## [What needs to be done]
Track down every line below that holds "samedi" and copy it.

━━━━━ Provided data ━━━━━

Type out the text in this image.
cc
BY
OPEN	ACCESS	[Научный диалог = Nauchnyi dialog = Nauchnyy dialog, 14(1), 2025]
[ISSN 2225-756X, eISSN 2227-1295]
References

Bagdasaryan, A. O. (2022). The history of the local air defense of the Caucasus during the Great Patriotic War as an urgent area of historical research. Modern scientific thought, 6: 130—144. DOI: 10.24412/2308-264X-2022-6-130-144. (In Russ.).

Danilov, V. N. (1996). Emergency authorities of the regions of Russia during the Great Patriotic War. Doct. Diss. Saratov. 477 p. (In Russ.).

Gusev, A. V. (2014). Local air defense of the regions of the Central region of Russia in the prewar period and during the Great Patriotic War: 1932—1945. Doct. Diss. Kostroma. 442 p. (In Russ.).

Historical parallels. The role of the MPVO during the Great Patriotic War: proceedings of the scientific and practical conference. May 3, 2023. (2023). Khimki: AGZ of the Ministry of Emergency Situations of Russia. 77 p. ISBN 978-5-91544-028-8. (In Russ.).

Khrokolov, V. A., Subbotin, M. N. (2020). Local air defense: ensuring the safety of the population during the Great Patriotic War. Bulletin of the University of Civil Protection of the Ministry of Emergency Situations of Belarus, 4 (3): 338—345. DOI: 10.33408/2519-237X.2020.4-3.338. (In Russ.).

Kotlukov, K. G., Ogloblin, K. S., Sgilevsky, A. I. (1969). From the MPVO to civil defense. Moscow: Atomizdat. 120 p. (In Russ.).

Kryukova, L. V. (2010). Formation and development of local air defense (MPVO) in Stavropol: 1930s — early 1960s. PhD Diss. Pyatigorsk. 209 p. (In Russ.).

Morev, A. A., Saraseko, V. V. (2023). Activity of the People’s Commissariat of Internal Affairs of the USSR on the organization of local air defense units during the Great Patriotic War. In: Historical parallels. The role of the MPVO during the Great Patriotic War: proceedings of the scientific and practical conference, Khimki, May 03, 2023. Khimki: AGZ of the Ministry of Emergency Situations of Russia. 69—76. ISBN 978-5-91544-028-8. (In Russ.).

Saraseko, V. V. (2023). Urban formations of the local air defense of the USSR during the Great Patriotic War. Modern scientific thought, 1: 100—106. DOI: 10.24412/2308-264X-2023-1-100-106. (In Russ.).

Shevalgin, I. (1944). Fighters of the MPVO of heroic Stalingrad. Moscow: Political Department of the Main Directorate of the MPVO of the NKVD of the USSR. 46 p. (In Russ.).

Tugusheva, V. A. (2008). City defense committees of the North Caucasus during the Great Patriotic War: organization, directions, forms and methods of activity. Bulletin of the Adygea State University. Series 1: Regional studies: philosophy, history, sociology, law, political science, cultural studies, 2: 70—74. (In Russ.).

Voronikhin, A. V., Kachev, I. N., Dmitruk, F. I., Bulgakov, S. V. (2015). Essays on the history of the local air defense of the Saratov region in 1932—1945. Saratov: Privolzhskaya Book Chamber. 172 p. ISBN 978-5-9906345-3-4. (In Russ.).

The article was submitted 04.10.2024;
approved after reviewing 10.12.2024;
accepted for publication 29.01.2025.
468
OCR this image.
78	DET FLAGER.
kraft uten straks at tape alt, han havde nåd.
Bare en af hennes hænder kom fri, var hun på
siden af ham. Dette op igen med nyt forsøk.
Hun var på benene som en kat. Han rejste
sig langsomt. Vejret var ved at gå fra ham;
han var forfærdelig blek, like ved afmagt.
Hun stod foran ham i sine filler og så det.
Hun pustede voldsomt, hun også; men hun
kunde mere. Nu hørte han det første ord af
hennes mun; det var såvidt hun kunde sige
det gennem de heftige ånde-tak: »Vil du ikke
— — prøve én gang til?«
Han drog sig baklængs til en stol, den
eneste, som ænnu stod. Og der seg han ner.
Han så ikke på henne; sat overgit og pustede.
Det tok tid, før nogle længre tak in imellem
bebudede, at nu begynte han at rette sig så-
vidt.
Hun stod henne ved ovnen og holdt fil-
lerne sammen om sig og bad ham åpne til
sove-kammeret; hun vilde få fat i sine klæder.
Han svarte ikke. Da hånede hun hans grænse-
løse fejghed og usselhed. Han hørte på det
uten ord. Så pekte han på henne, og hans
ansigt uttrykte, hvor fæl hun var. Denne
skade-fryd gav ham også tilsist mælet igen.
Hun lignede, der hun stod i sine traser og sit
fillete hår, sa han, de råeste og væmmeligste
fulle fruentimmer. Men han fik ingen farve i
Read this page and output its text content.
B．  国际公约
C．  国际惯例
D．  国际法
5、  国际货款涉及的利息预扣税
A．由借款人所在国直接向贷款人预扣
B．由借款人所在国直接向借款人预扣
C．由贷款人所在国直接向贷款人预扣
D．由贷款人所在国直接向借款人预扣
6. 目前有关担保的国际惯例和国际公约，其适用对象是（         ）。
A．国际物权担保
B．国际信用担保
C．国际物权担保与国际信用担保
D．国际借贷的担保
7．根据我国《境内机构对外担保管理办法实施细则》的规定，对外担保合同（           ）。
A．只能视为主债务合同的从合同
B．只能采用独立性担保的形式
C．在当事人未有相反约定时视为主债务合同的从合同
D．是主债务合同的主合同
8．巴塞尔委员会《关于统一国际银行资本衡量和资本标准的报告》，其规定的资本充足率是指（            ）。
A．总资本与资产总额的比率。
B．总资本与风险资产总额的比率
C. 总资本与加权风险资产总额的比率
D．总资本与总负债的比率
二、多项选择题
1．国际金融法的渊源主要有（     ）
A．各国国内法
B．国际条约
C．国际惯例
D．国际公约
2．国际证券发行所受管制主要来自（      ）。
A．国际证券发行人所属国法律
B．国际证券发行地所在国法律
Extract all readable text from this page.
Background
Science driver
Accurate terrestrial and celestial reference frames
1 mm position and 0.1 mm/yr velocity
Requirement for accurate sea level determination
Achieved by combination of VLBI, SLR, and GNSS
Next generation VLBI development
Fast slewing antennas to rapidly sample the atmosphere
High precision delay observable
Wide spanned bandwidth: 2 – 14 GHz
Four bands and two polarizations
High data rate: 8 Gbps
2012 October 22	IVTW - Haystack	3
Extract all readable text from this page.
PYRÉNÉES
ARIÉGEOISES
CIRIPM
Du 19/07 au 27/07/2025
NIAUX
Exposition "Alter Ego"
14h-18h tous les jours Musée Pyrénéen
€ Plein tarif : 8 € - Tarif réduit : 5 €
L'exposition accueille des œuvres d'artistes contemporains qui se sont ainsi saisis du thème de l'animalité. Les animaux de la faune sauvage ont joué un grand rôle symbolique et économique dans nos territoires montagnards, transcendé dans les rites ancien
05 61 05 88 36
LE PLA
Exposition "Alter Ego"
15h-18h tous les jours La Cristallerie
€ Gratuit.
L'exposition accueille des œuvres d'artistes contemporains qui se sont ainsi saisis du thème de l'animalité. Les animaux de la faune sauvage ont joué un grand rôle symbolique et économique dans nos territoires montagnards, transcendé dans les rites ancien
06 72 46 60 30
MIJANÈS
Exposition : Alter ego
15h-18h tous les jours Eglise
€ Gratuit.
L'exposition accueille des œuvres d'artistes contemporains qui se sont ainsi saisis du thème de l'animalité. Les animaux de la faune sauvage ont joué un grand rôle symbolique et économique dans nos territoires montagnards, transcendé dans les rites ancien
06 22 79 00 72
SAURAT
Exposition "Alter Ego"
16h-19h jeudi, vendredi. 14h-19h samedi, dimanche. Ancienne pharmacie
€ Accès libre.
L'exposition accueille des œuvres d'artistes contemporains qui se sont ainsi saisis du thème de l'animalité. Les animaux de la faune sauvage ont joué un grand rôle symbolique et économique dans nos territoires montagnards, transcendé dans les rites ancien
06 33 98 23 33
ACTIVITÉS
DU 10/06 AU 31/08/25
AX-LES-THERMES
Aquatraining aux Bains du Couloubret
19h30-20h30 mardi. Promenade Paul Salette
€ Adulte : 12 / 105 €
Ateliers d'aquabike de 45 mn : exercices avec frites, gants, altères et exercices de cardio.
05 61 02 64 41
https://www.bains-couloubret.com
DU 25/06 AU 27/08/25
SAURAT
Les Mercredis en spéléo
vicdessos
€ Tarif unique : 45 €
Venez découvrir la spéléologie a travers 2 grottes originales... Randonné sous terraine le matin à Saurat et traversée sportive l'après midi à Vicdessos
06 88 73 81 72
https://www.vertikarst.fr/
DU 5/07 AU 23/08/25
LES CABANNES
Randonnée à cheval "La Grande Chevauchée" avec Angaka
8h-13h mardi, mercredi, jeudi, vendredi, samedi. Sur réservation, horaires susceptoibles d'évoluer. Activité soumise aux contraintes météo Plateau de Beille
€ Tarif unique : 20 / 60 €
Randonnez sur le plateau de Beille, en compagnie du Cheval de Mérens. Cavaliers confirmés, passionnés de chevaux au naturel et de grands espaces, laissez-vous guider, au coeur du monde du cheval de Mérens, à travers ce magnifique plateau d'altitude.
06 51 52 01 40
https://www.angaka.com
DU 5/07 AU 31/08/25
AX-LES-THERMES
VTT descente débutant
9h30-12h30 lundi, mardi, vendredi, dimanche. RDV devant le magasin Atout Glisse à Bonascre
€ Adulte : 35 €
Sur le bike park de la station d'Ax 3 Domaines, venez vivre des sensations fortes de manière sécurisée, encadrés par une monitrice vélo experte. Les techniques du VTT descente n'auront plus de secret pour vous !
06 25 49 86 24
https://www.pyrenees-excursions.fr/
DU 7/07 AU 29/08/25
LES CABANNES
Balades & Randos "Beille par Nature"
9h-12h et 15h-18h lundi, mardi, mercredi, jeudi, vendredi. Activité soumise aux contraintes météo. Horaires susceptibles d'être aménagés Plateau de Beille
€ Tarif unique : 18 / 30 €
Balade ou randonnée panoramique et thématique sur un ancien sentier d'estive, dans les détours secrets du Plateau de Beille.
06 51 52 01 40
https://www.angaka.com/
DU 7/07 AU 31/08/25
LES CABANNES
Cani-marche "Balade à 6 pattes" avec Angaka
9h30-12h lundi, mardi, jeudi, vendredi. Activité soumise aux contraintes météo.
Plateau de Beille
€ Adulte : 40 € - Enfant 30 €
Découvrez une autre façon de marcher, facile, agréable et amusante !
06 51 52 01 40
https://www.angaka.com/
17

━━━━━

## [Response]
16h-19h jeudi, vendredi. 14h-19h samedi, dimanche. Ancienne pharmacie
8h-13h mardi, mercredi, jeudi, vendredi, samedi. Sur réservation, horaires susceptoibles d'évoluer. Activité soumise aux contraintes météo Plateau de Beille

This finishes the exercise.